Task instructions
Filter the entries and keep only the lines where the string "Затем" appears.

*** Given data ***

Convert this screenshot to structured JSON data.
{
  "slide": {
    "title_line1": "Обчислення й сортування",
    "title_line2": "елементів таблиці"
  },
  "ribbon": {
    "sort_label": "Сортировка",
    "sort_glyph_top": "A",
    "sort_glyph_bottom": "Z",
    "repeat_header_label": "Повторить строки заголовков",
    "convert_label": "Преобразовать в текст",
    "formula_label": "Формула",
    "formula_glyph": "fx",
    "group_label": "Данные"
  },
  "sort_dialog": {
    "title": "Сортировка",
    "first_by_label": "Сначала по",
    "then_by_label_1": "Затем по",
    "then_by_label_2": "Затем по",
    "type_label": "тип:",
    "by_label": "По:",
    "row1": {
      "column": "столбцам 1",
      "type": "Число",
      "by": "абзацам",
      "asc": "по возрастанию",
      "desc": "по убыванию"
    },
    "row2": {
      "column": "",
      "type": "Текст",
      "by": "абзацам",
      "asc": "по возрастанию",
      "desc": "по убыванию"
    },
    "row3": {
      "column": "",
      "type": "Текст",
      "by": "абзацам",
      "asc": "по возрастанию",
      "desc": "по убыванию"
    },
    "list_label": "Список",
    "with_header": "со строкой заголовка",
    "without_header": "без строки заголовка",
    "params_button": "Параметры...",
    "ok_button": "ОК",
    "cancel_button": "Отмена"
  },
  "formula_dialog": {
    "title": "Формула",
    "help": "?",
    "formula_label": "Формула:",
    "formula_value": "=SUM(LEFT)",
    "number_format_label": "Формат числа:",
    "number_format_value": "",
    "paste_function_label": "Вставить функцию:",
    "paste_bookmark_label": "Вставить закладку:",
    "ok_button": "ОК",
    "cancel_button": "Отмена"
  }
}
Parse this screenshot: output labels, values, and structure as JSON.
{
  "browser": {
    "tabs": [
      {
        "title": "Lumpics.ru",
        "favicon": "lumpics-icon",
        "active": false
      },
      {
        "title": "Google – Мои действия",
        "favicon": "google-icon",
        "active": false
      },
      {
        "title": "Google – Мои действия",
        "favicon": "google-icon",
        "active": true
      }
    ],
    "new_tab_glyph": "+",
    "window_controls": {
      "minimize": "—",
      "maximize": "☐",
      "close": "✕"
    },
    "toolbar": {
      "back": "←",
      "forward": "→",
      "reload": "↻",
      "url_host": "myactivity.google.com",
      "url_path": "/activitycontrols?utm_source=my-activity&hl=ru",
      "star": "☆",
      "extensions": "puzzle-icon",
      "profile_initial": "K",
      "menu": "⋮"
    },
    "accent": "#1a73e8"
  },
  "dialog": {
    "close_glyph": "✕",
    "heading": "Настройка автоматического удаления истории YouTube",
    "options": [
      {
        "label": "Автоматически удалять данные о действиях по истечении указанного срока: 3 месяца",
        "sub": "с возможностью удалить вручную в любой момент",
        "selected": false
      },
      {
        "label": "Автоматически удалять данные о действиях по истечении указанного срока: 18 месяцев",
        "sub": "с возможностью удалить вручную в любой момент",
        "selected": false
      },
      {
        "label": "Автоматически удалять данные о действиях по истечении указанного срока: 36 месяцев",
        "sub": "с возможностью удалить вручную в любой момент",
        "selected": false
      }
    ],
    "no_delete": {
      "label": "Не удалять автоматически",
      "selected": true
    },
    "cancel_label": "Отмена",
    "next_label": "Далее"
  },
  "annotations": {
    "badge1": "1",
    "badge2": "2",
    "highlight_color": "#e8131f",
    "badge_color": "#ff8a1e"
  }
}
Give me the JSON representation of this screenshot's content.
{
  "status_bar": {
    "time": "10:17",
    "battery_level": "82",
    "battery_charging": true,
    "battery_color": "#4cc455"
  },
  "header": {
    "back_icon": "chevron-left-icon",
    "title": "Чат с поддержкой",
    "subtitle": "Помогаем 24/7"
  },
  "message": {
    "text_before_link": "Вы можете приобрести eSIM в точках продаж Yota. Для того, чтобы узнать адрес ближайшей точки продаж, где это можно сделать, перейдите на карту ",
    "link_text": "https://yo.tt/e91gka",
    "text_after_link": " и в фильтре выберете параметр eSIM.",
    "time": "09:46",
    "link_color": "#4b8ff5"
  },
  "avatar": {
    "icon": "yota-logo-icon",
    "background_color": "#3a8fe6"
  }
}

***

Worked answer
    "then_by_label_1": "Затем по",
    "then_by_label_2": "Затем по",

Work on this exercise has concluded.